Below is a block of records; reproduce all of them exactly and leave out any pictures.

begin Entries shown

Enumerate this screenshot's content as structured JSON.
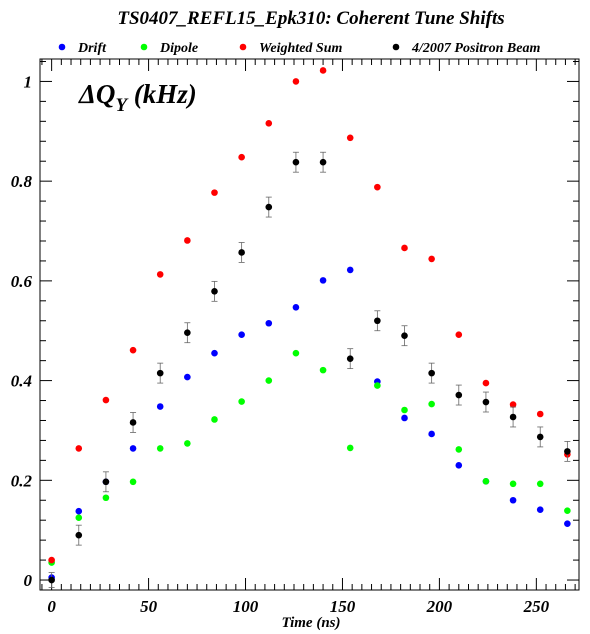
{
  "chart_data": {
    "type": "scatter",
    "title": "TS0407_REFL15_Epk310: Coherent Tune Shifts",
    "xlabel": "Time (ns)",
    "ylabel": "",
    "annotation": "ΔQ",
    "annotation_sub": "Y",
    "annotation_unit": " (kHz)",
    "xlim": [
      -6,
      272
    ],
    "ylim": [
      -0.02,
      1.045
    ],
    "xticks": [
      0,
      50,
      100,
      150,
      200,
      250
    ],
    "yticks": [
      0,
      0.2,
      0.4,
      0.6,
      0.8,
      1
    ],
    "ytick_labels": [
      "0",
      "0.2",
      "0.4",
      "0.6",
      "0.8",
      "1"
    ],
    "legend_position": "top",
    "series": [
      {
        "name": "Drift",
        "color": "#0000ff",
        "x": [
          0,
          14,
          28,
          42,
          56,
          70,
          84,
          98,
          112,
          126,
          140,
          154,
          168,
          182,
          196,
          210,
          224,
          238,
          252,
          266
        ],
        "y": [
          0.005,
          0.138,
          0.197,
          0.264,
          0.348,
          0.407,
          0.455,
          0.492,
          0.515,
          0.547,
          0.601,
          0.622,
          0.398,
          0.325,
          0.293,
          0.23,
          0.198,
          0.16,
          0.141,
          0.113
        ]
      },
      {
        "name": "Dipole",
        "color": "#00ff00",
        "x": [
          0,
          14,
          28,
          42,
          56,
          70,
          84,
          98,
          112,
          126,
          140,
          154,
          168,
          182,
          196,
          210,
          224,
          238,
          252,
          266
        ],
        "y": [
          0.035,
          0.125,
          0.165,
          0.197,
          0.264,
          0.274,
          0.322,
          0.358,
          0.4,
          0.455,
          0.421,
          0.265,
          0.39,
          0.341,
          0.353,
          0.262,
          0.198,
          0.193,
          0.193,
          0.139
        ]
      },
      {
        "name": "Weighted Sum",
        "color": "#ff0000",
        "x": [
          0,
          14,
          28,
          42,
          56,
          70,
          84,
          98,
          112,
          126,
          140,
          154,
          168,
          182,
          196,
          210,
          224,
          238,
          252,
          266
        ],
        "y": [
          0.04,
          0.264,
          0.361,
          0.461,
          0.613,
          0.681,
          0.777,
          0.848,
          0.916,
          1.0,
          1.022,
          0.887,
          0.788,
          0.666,
          0.644,
          0.492,
          0.395,
          0.352,
          0.333,
          0.252
        ]
      },
      {
        "name": "4/2007 Positron Beam",
        "color": "#000000",
        "x": [
          0,
          14,
          28,
          42,
          56,
          70,
          84,
          98,
          112,
          126,
          140,
          154,
          168,
          182,
          196,
          210,
          224,
          238,
          252,
          266
        ],
        "y": [
          0.0,
          0.09,
          0.197,
          0.316,
          0.415,
          0.496,
          0.579,
          0.657,
          0.748,
          0.838,
          0.838,
          0.444,
          0.52,
          0.49,
          0.415,
          0.371,
          0.357,
          0.327,
          0.287,
          0.258
        ],
        "yerr": [
          0.015,
          0.02,
          0.02,
          0.02,
          0.02,
          0.02,
          0.02,
          0.02,
          0.02,
          0.02,
          0.02,
          0.02,
          0.02,
          0.02,
          0.02,
          0.02,
          0.02,
          0.02,
          0.02,
          0.02
        ]
      }
    ]
  }
}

end Entries shown

▶ **Complete output**
Enumerate this screenshot's content as structured JSON.
{
  "chart_data": {
    "type": "scatter",
    "title": "TS0407_REFL15_Epk310: Coherent Tune Shifts",
    "xlabel": "Time (ns)",
    "ylabel": "",
    "annotation": "ΔQ",
    "annotation_sub": "Y",
    "annotation_unit": " (kHz)",
    "xlim": [
      -6,
      272
    ],
    "ylim": [
      -0.02,
      1.045
    ],
    "xticks": [
      0,
      50,
      100,
      150,
      200,
      250
    ],
    "yticks": [
      0,
      0.2,
      0.4,
      0.6,
      0.8,
      1
    ],
    "ytick_labels": [
      "0",
      "0.2",
      "0.4",
      "0.6",
      "0.8",
      "1"
    ],
    "legend_position": "top",
    "series": [
      {
        "name": "Drift",
        "color": "#0000ff",
        "x": [
          0,
          14,
          28,
          42,
          56,
          70,
          84,
          98,
          112,
          126,
          140,
          154,
          168,
          182,
          196,
          210,
          224,
          238,
          252,
          266
        ],
        "y": [
          0.005,
          0.138,
          0.197,
          0.264,
          0.348,
          0.407,
          0.455,
          0.492,
          0.515,
          0.547,
          0.601,
          0.622,
          0.398,
          0.325,
          0.293,
          0.23,
          0.198,
          0.16,
          0.141,
          0.113
        ]
      },
      {
        "name": "Dipole",
        "color": "#00ff00",
        "x": [
          0,
          14,
          28,
          42,
          56,
          70,
          84,
          98,
          112,
          126,
          140,
          154,
          168,
          182,
          196,
          210,
          224,
          238,
          252,
          266
        ],
        "y": [
          0.035,
          0.125,
          0.165,
          0.197,
          0.264,
          0.274,
          0.322,
          0.358,
          0.4,
          0.455,
          0.421,
          0.265,
          0.39,
          0.341,
          0.353,
          0.262,
          0.198,
          0.193,
          0.193,
          0.139
        ]
      },
      {
        "name": "Weighted Sum",
        "color": "#ff0000",
        "x": [
          0,
          14,
          28,
          42,
          56,
          70,
          84,
          98,
          112,
          126,
          140,
          154,
          168,
          182,
          196,
          210,
          224,
          238,
          252,
          266
        ],
        "y": [
          0.04,
          0.264,
          0.361,
          0.461,
          0.613,
          0.681,
          0.777,
          0.848,
          0.916,
          1.0,
          1.022,
          0.887,
          0.788,
          0.666,
          0.644,
          0.492,
          0.395,
          0.352,
          0.333,
          0.252
        ]
      },
      {
        "name": "4/2007 Positron Beam",
        "color": "#000000",
        "x": [
          0,
          14,
          28,
          42,
          56,
          70,
          84,
          98,
          112,
          126,
          140,
          154,
          168,
          182,
          196,
          210,
          224,
          238,
          252,
          266
        ],
        "y": [
          0.0,
          0.09,
          0.197,
          0.316,
          0.415,
          0.496,
          0.579,
          0.657,
          0.748,
          0.838,
          0.838,
          0.444,
          0.52,
          0.49,
          0.415,
          0.371,
          0.357,
          0.327,
          0.287,
          0.258
        ],
        "yerr": [
          0.015,
          0.02,
          0.02,
          0.02,
          0.02,
          0.02,
          0.02,
          0.02,
          0.02,
          0.02,
          0.02,
          0.02,
          0.02,
          0.02,
          0.02,
          0.02,
          0.02,
          0.02,
          0.02,
          0.02
        ]
      }
    ]
  }
}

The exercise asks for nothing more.